#### YOUR OBJECTIVE
Transcribe the records that follow. Keep every word exactly, and drop the pictures.

#### DATA SUPPLIED
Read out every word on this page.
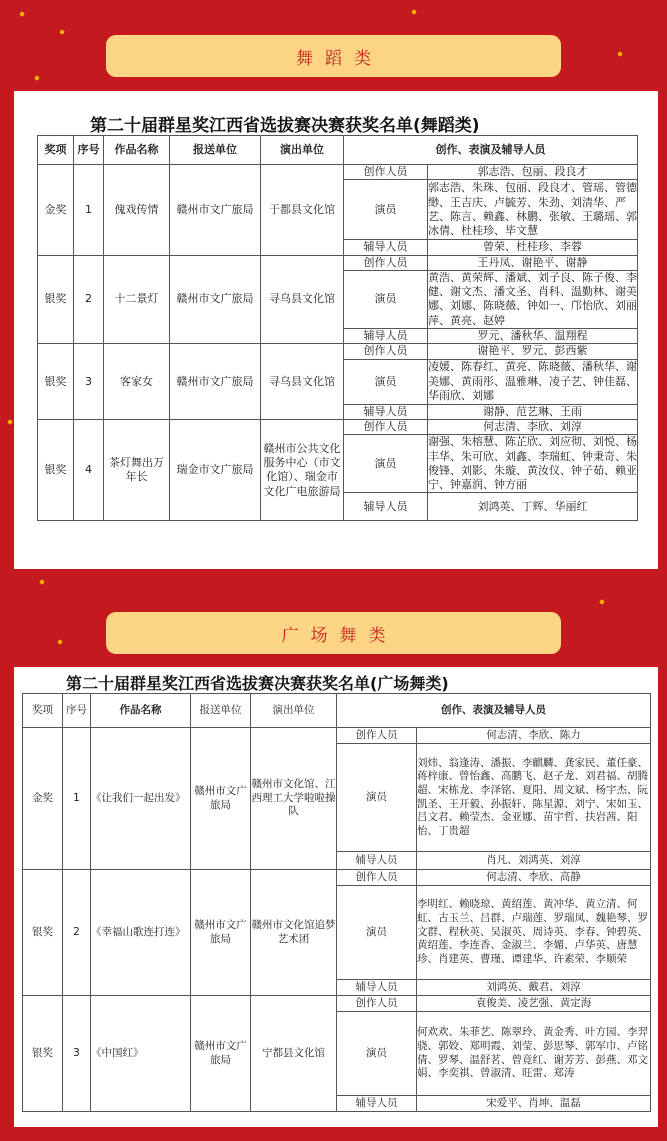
舞蹈类
第二十届群星奖江西省选拔赛决赛获奖名单(舞蹈类)
奖项	序号	作品名称	报送单位	演出单位	创作、表演及辅导人员	
金奖	1	傀戏传情	赣州市文广旅局	于都县文化馆	创作人员	郭志浩、包丽、段良才
					演员	郭志浩、朱珠、包丽、段良才、管瑶、管德缈、王吉庆、卢毓芳、朱劲、刘清华、严艺、陈言、赖鑫、林鹏、张敏、王璐瑶、郭冰倩、杜桂珍、毕文慧
					辅导人员	曾荣、杜桂珍、李蓉
银奖	2	十二景灯	赣州市文广旅局	寻乌县文化馆	创作人员	王丹凤、谢艳平、谢静
					演员	黄浩、黄荣辉、潘斌、刘子良、陈子俊、李健、谢文杰、潘文圣、肖科、温勤林、谢美娜、刘娜、陈晓薇、钟如一、邝怡欣、刘丽萍、黄亮、赵婷
					辅导人员	罗元、潘秋华、温翔程
银奖	3	客家女	赣州市文广旅局	寻乌县文化馆	创作人员	谢艳平、罗元、彭西紫
					演员	凌媛、陈春红、黄亮、陈晓薇、潘秋华、谢美娜、黄雨彤、温雅琳、凌子艺、钟佳磊、华雨欣、刘娜
					辅导人员	谢静、范艺琳、王雨
银奖	4	茶灯舞出万年长	瑞金市文广旅局	赣州市公共文化服务中心（市文化馆）、瑞金市文化广电旅游局	创作人员	何志清、李欣、刘淳
					演员	谢强、朱榕慧、陈芷欣、刘应彻、刘悦、杨丰华、朱可欣、刘鑫、李瑞虹、钟秉奇、朱俊锋、刘影、朱璇、黄汝仪、钟子茹、赖亚宁、钟嘉润、钟方丽
					辅导人员	刘鸿英、丁辉、华丽红
广场舞类
第二十届群星奖江西省选拔赛决赛获奖名单(广场舞类)
奖项	序号	作品名称	报送单位	演出单位	创作、表演及辅导人员	
金奖	1	《让我们一起出发》	赣州市文广旅局	赣州市文化馆、江西理工大学啦啦操队	创作人员	何志清、李欣、陈力
					演员	刘炜、翁逢涛、潘振、李麒麟、龚家民、董任豪、蒋梓康、曾怡鑫、高鹏飞、赵子龙、刘君福、胡腾超、宋栋龙、李泽铭、夏阳、周文斌、杨宇杰、阮凯圣、王开毅、孙振轩、陈星源、刘宁、宋如玉、吕文君、赖莹杰、金亚娜、苗宇哲、扶岩茜、阳怡、丁贵超
					辅导人员	肖凡、刘鸿英、刘淳
银奖	2	《幸福山歌连打连》	赣州市文广旅局	赣州市文化馆追梦艺术团	创作人员	何志清、李欣、高静
					演员	李明红、赖晓琼、黄绍莲、黄冲华、黄立清、何虹、古玉兰、吕群、卢瑞莲、罗瑞凤、魏艳琴、罗文群、程秋英、吴淑英、周诗英、李春、钟碧英、黄绍莲、李连香、金淑兰、李媚、卢华英、唐慧珍、肖建英、曹瑾、谭建华、许素荣、李顺荣
					辅导人员	刘鸿英、戴君、刘淳
银奖	3	《中国红》	赣州市文广旅局	宁都县文化馆	创作人员	袁俊美、凌艺强、黄定海
					演员	何欢欢、朱菲艺、陈翠玲、黄金秀、叶方园、李羿骁、郭姣、郑明霞、刘莹、彭思琴、郭军巾、卢铭倩、罗琴、温舒茗、曾竟红、谢芳芳、彭燕、邓文娟、李奕祺、曾淑清、旺雷、郑涛
					辅导人员	宋爱平、肖坤、温磊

#### TASK RESULT
Read out every word on this page.
舞蹈类
第二十届群星奖江西省选拔赛决赛获奖名单(舞蹈类)
奖项	序号	作品名称	报送单位	演出单位	创作、表演及辅导人员	
金奖	1	傀戏传情	赣州市文广旅局	于都县文化馆	创作人员	郭志浩、包丽、段良才
					演员	郭志浩、朱珠、包丽、段良才、管瑶、管德缈、王吉庆、卢毓芳、朱劲、刘清华、严艺、陈言、赖鑫、林鹏、张敏、王璐瑶、郭冰倩、杜桂珍、毕文慧
					辅导人员	曾荣、杜桂珍、李蓉
银奖	2	十二景灯	赣州市文广旅局	寻乌县文化馆	创作人员	王丹凤、谢艳平、谢静
					演员	黄浩、黄荣辉、潘斌、刘子良、陈子俊、李健、谢文杰、潘文圣、肖科、温勤林、谢美娜、刘娜、陈晓薇、钟如一、邝怡欣、刘丽萍、黄亮、赵婷
					辅导人员	罗元、潘秋华、温翔程
银奖	3	客家女	赣州市文广旅局	寻乌县文化馆	创作人员	谢艳平、罗元、彭西紫
					演员	凌媛、陈春红、黄亮、陈晓薇、潘秋华、谢美娜、黄雨彤、温雅琳、凌子艺、钟佳磊、华雨欣、刘娜
					辅导人员	谢静、范艺琳、王雨
银奖	4	茶灯舞出万年长	瑞金市文广旅局	赣州市公共文化服务中心（市文化馆）、瑞金市文化广电旅游局	创作人员	何志清、李欣、刘淳
					演员	谢强、朱榕慧、陈芷欣、刘应彻、刘悦、杨丰华、朱可欣、刘鑫、李瑞虹、钟秉奇、朱俊锋、刘影、朱璇、黄汝仪、钟子茹、赖亚宁、钟嘉润、钟方丽
					辅导人员	刘鸿英、丁辉、华丽红
广场舞类
第二十届群星奖江西省选拔赛决赛获奖名单(广场舞类)
奖项	序号	作品名称	报送单位	演出单位	创作、表演及辅导人员	
金奖	1	《让我们一起出发》	赣州市文广旅局	赣州市文化馆、江西理工大学啦啦操队	创作人员	何志清、李欣、陈力
					演员	刘炜、翁逢涛、潘振、李麒麟、龚家民、董任豪、蒋梓康、曾怡鑫、高鹏飞、赵子龙、刘君福、胡腾超、宋栋龙、李泽铭、夏阳、周文斌、杨宇杰、阮凯圣、王开毅、孙振轩、陈星源、刘宁、宋如玉、吕文君、赖莹杰、金亚娜、苗宇哲、扶岩茜、阳怡、丁贵超
					辅导人员	肖凡、刘鸿英、刘淳
银奖	2	《幸福山歌连打连》	赣州市文广旅局	赣州市文化馆追梦艺术团	创作人员	何志清、李欣、高静
					演员	李明红、赖晓琼、黄绍莲、黄冲华、黄立清、何虹、古玉兰、吕群、卢瑞莲、罗瑞凤、魏艳琴、罗文群、程秋英、吴淑英、周诗英、李春、钟碧英、黄绍莲、李连香、金淑兰、李媚、卢华英、唐慧珍、肖建英、曹瑾、谭建华、许素荣、李顺荣
					辅导人员	刘鸿英、戴君、刘淳
银奖	3	《中国红》	赣州市文广旅局	宁都县文化馆	创作人员	袁俊美、凌艺强、黄定海
					演员	何欢欢、朱菲艺、陈翠玲、黄金秀、叶方园、李羿骁、郭姣、郑明霞、刘莹、彭思琴、郭军巾、卢铭倩、罗琴、温舒茗、曾竟红、谢芳芳、彭燕、邓文娟、李奕祺、曾淑清、旺雷、郑涛
					辅导人员	宋爱平、肖坤、温磊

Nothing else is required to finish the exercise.